-- BEGIN --
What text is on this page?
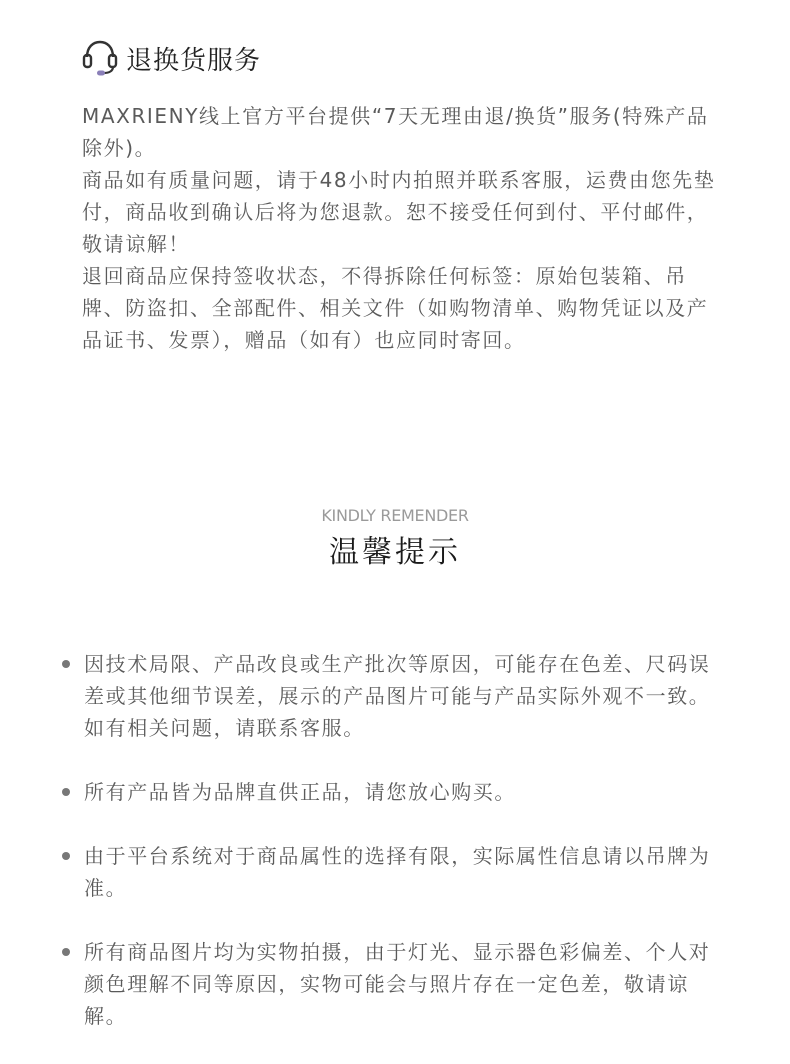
退换货服务

MAXRIENY线上官方平台提供“7天无理由退/换货”服务(特殊产品除外)。

商品如有质量问题，请于48小时内拍照并联系客服，运费由您先垫付，商品收到确认后将为您退款。恕不接受任何到付、平付邮件，敬请谅解！

退回商品应保持签收状态，不得拆除任何标签：原始包装箱、吊牌、防盗扣、全部配件、相关文件（如购物清单、购物凭证以及产品证书、发票），赠品（如有）也应同时寄回。

KINDLY REMENDER
温馨提示
因技术局限、产品改良或生产批次等原因，可能存在色差、尺码误差或其他细节误差，展示的产品图片可能与产品实际外观不一致。如有相关问题，请联系客服。
所有产品皆为品牌直供正品，请您放心购买。
由于平台系统对于商品属性的选择有限，实际属性信息请以吊牌为准。
所有商品图片均为实物拍摄，由于灯光、显示器色彩偏差、个人对颜色理解不同等原因，实物可能会与照片存在一定色差，敬请谅解。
-- END --
[Set exercise]
Show the lines where the word "敬请谅解" appears in the entries.

[Result of the exercise]
商品如有质量问题，请于48小时内拍照并联系客服，运费由您先垫付，商品收到确认后将为您退款。恕不接受任何到付、平付邮件，敬请谅解！
所有商品图片均为实物拍摄，由于灯光、显示器色彩偏差、个人对颜色理解不同等原因，实物可能会与照片存在一定色差，敬请谅解。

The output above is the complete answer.